▸ REQUIREMENTS: Copy all lines below exactly as written. Leave pictures out.

(Saved data entries)

──────────────────────────────

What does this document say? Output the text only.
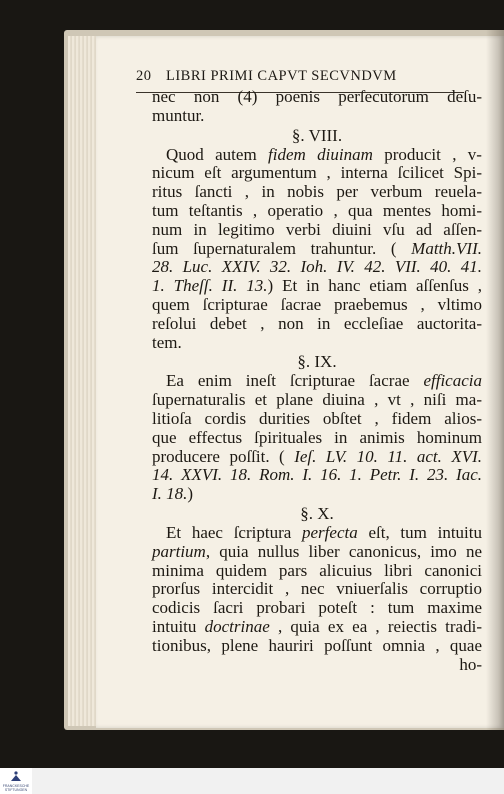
20 LIBRI PRIMI CAPVT SECVNDVM
nec non (4) poenis perſecutorum deſu-
muntur.
§. VIII.
Quod autem fidem diuinam producit , v-
nicum eſt argumentum , interna ſcilicet Spi-
ritus ſancti , in nobis per verbum reuela-
tum teſtantis , operatio , qua mentes homi-
num in legitimo verbi diuini vſu ad aſſen-
ſum ſupernaturalem trahuntur. ( Matth.VII.
28. Luc. XXIV. 32. Ioh. IV. 42. VII. 40. 41.
1. Theſſ. II. 13.) Et in hanc etiam aſſenſus ,
quem ſcripturae ſacrae praebemus , vltimo
reſolui debet , non in eccleſiae auctorita-
tem.
§. IX.
Ea enim ineſt ſcripturae ſacrae efficacia
ſupernaturalis et plane diuina , vt , niſi ma-
litioſa cordis durities obſtet , fidem alios-
que effectus ſpirituales in animis hominum
producere poſſit. ( Ieſ. LV. 10. 11. act. XVI.
14. XXVI. 18. Rom. I. 16. 1. Petr. I. 23. Iac.
I. 18.)
§. X.
Et haec ſcriptura perfecta eſt, tum intuitu
partium, quia nullus liber canonicus, imo ne
minima quidem pars alicuius libri canonici
prorſus intercidit , nec vniuerſalis corruptio
codicis ſacri probari poteſt : tum maxime
intuitu doctrinae , quia ex ea , reiectis tradi-
tionibus, plene hauriri poſſunt omnia , quae
ho-
FRANCKESCHE STIFTUNGEN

──────────────────────────────

▸ EXPECTED ANSWER:
What does this document say? Output the text only.
20 LIBRI PRIMI CAPVT SECVNDVM
nec non (4) poenis perſecutorum deſu-
muntur.
§. VIII.
Quod autem fidem diuinam producit , v-
nicum eſt argumentum , interna ſcilicet Spi-
ritus ſancti , in nobis per verbum reuela-
tum teſtantis , operatio , qua mentes homi-
num in legitimo verbi diuini vſu ad aſſen-
ſum ſupernaturalem trahuntur. ( Matth.VII.
28. Luc. XXIV. 32. Ioh. IV. 42. VII. 40. 41.
1. Theſſ. II. 13.) Et in hanc etiam aſſenſus ,
quem ſcripturae ſacrae praebemus , vltimo
reſolui debet , non in eccleſiae auctorita-
tem.
§. IX.
Ea enim ineſt ſcripturae ſacrae efficacia
ſupernaturalis et plane diuina , vt , niſi ma-
litioſa cordis durities obſtet , fidem alios-
que effectus ſpirituales in animis hominum
producere poſſit. ( Ieſ. LV. 10. 11. act. XVI.
14. XXVI. 18. Rom. I. 16. 1. Petr. I. 23. Iac.
I. 18.)
§. X.
Et haec ſcriptura perfecta eſt, tum intuitu
partium, quia nullus liber canonicus, imo ne
minima quidem pars alicuius libri canonici
prorſus intercidit , nec vniuerſalis corruptio
codicis ſacri probari poteſt : tum maxime
intuitu doctrinae , quia ex ea , reiectis tradi-
tionibus, plene hauriri poſſunt omnia , quae
ho-
FRANCKESCHE STIFTUNGEN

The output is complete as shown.